Data to use ->
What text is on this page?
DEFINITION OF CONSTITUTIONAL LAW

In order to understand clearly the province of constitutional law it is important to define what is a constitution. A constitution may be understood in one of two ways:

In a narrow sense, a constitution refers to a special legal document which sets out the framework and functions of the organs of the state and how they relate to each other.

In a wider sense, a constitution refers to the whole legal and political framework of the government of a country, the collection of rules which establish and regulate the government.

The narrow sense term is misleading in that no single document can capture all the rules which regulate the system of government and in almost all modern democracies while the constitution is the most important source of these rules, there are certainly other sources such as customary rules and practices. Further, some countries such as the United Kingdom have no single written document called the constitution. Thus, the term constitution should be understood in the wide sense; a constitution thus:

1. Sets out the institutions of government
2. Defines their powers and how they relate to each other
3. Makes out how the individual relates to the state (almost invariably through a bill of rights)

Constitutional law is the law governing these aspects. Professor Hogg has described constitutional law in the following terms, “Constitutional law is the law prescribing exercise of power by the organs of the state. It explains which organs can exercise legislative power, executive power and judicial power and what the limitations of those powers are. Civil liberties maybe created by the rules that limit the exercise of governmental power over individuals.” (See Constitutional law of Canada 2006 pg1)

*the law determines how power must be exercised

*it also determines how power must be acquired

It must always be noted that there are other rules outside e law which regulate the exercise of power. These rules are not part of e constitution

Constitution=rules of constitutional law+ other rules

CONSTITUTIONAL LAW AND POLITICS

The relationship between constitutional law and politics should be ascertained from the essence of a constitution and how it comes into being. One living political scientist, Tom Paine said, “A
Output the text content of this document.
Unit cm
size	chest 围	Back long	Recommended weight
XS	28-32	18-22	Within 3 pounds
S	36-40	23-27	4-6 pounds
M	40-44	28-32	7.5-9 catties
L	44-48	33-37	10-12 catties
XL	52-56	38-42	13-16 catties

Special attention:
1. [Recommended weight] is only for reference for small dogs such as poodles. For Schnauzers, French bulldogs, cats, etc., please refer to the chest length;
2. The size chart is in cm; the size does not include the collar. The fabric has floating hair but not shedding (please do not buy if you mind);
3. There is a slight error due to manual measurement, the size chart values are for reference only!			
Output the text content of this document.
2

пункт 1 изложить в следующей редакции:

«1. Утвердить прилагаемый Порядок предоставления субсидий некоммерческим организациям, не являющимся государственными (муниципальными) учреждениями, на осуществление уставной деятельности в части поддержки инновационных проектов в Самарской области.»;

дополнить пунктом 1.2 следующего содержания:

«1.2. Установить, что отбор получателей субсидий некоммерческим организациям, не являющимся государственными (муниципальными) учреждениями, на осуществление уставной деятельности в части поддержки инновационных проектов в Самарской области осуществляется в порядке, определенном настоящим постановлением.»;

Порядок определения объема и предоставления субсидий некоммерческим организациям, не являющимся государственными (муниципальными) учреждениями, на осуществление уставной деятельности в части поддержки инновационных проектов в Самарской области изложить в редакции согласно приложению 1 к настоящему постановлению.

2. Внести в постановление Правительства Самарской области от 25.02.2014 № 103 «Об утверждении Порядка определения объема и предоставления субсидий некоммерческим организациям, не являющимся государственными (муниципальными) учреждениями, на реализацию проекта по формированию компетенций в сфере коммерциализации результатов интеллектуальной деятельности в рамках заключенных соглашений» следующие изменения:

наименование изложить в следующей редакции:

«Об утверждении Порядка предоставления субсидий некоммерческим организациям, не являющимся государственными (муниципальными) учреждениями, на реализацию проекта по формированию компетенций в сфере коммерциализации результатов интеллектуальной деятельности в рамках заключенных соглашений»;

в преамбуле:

Do this -> Write out the entire listing exactly.

Final answer ->
What text is on this page?
DEFINITION OF CONSTITUTIONAL LAW

In order to understand clearly the province of constitutional law it is important to define what is a constitution. A constitution may be understood in one of two ways:

In a narrow sense, a constitution refers to a special legal document which sets out the framework and functions of the organs of the state and how they relate to each other.

In a wider sense, a constitution refers to the whole legal and political framework of the government of a country, the collection of rules which establish and regulate the government.

The narrow sense term is misleading in that no single document can capture all the rules which regulate the system of government and in almost all modern democracies while the constitution is the most important source of these rules, there are certainly other sources such as customary rules and practices. Further, some countries such as the United Kingdom have no single written document called the constitution. Thus, the term constitution should be understood in the wide sense; a constitution thus:

1. Sets out the institutions of government
2. Defines their powers and how they relate to each other
3. Makes out how the individual relates to the state (almost invariably through a bill of rights)

Constitutional law is the law governing these aspects. Professor Hogg has described constitutional law in the following terms, “Constitutional law is the law prescribing exercise of power by the organs of the state. It explains which organs can exercise legislative power, executive power and judicial power and what the limitations of those powers are. Civil liberties maybe created by the rules that limit the exercise of governmental power over individuals.” (See Constitutional law of Canada 2006 pg1)

*the law determines how power must be exercised

*it also determines how power must be acquired

It must always be noted that there are other rules outside e law which regulate the exercise of power. These rules are not part of e constitution

Constitution=rules of constitutional law+ other rules

CONSTITUTIONAL LAW AND POLITICS

The relationship between constitutional law and politics should be ascertained from the essence of a constitution and how it comes into being. One living political scientist, Tom Paine said, “A
Output the text content of this document.
Unit cm
size	chest 围	Back long	Recommended weight
XS	28-32	18-22	Within 3 pounds
S	36-40	23-27	4-6 pounds
M	40-44	28-32	7.5-9 catties
L	44-48	33-37	10-12 catties
XL	52-56	38-42	13-16 catties

Special attention:
1. [Recommended weight] is only for reference for small dogs such as poodles. For Schnauzers, French bulldogs, cats, etc., please refer to the chest length;
2. The size chart is in cm; the size does not include the collar. The fabric has floating hair but not shedding (please do not buy if you mind);
3. There is a slight error due to manual measurement, the size chart values are for reference only!			
Output the text content of this document.
2

пункт 1 изложить в следующей редакции:

«1. Утвердить прилагаемый Порядок предоставления субсидий некоммерческим организациям, не являющимся государственными (муниципальными) учреждениями, на осуществление уставной деятельности в части поддержки инновационных проектов в Самарской области.»;

дополнить пунктом 1.2 следующего содержания:

«1.2. Установить, что отбор получателей субсидий некоммерческим организациям, не являющимся государственными (муниципальными) учреждениями, на осуществление уставной деятельности в части поддержки инновационных проектов в Самарской области осуществляется в порядке, определенном настоящим постановлением.»;

Порядок определения объема и предоставления субсидий некоммерческим организациям, не являющимся государственными (муниципальными) учреждениями, на осуществление уставной деятельности в части поддержки инновационных проектов в Самарской области изложить в редакции согласно приложению 1 к настоящему постановлению.

2. Внести в постановление Правительства Самарской области от 25.02.2014 № 103 «Об утверждении Порядка определения объема и предоставления субсидий некоммерческим организациям, не являющимся государственными (муниципальными) учреждениями, на реализацию проекта по формированию компетенций в сфере коммерциализации результатов интеллектуальной деятельности в рамках заключенных соглашений» следующие изменения:

наименование изложить в следующей редакции:

«Об утверждении Порядка предоставления субсидий некоммерческим организациям, не являющимся государственными (муниципальными) учреждениями, на реализацию проекта по формированию компетенций в сфере коммерциализации результатов интеллектуальной деятельности в рамках заключенных соглашений»;

в преамбуле:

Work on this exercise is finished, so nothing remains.